### Jobs:
1. Translate into Spanish the following sentence from the algorithm FAQ below: "Splitting at index n/2 guarantees balanced halves."
2. Reproduce the passage of the algorithm FAQ below between "Thread a (distance, p, q)" and "points, tight clusters.", inclusive.
3. According to the algorithm FAQ below, which data structure gives the sweep-line alternative its O(n log n) running time?

### Source extract:
M2. Why split by rank instead of by x-value?¶

If you split by the median x-value, a column of points sharing that x can all land on one side, making one recursion of size near n and breaking the O(n log n) recurrence. Splitting at index n/2 guarantees balanced halves.

M3. How do you make the algorithm truly O(n log n)?¶

Return each sub-array already sorted by y and merge the two y-sorted halves in O(n) during combine, instead of re-sorting the strip. That keeps combine linear: T(n)=2T(n/2)+O(n)=O(n log n).

M4. Describe the sweep-line alternative.¶

Sort by x. Sweep left to right keeping an active set of points ordered by y. For each new point, evict points more than delta behind in x, query the active set for points within [y-δ, y+δ] (only O(1) of them), compare, update delta, then insert. O(n log n) with a balanced BST.

M5. Divide-and-conquer vs sweep line — when pick which?¶

Same asymptotics. Pick sweep line for iterative code using a library ordered set (TreeSet, SortedList); pick divide-and-conquer to learn the strip technique or when it composes with other recursive geometry.

M6. What metric assumptions does the strip argument make?¶

It uses the Euclidean triangle relationship |dx| ≤ d and |dy| ≤ d. For Manhattan or Chebyshev metrics the band still works but the per-point constant changes; the asymptotics survive.

M7. How would you also return the actual pair, not just the distance?¶

Thread a (distance, p, q) triple through the recursion and strip scan, updating all three whenever a closer distance is found.

M8. How do you test the fast algorithm?¶

Run brute force O(n²) on thousands of random inputs and assert equal distances. Include adversarial cases: duplicate x, all collinear, all identical, two points, tight clusters.

M9. Why does re-sorting the strip cost you a log factor?¶

Re-sorting O(n) strip points by y is O(n log n) per call across log n levels → O(n log² n). Merging pre-sorted halves is O(n) per call → O(n log n).

### Raw data:
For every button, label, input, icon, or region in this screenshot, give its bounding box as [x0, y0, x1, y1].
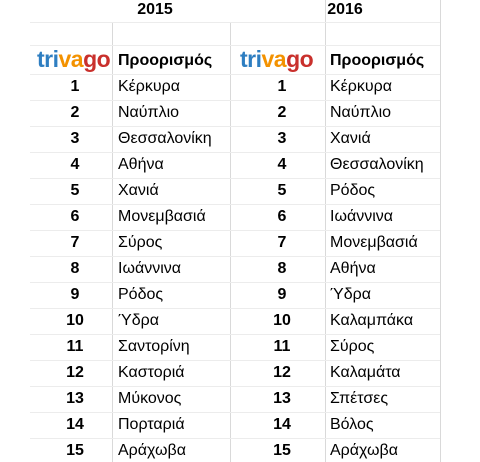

### Solutions to the problems:
1. Dividir en el índice n/2 garantiza mitades equilibradas.

2.
Thread a (distance, p, q) triple through the recursion and strip scan, updating all three whenever a closer distance is found.

M8. How do you test the fast algorithm?¶

Run brute force O(n²) on thousands of random inputs and assert equal distances. Include adversarial cases: duplicate x, all collinear, all identical, two points, tight clusters.

3. A balanced BST.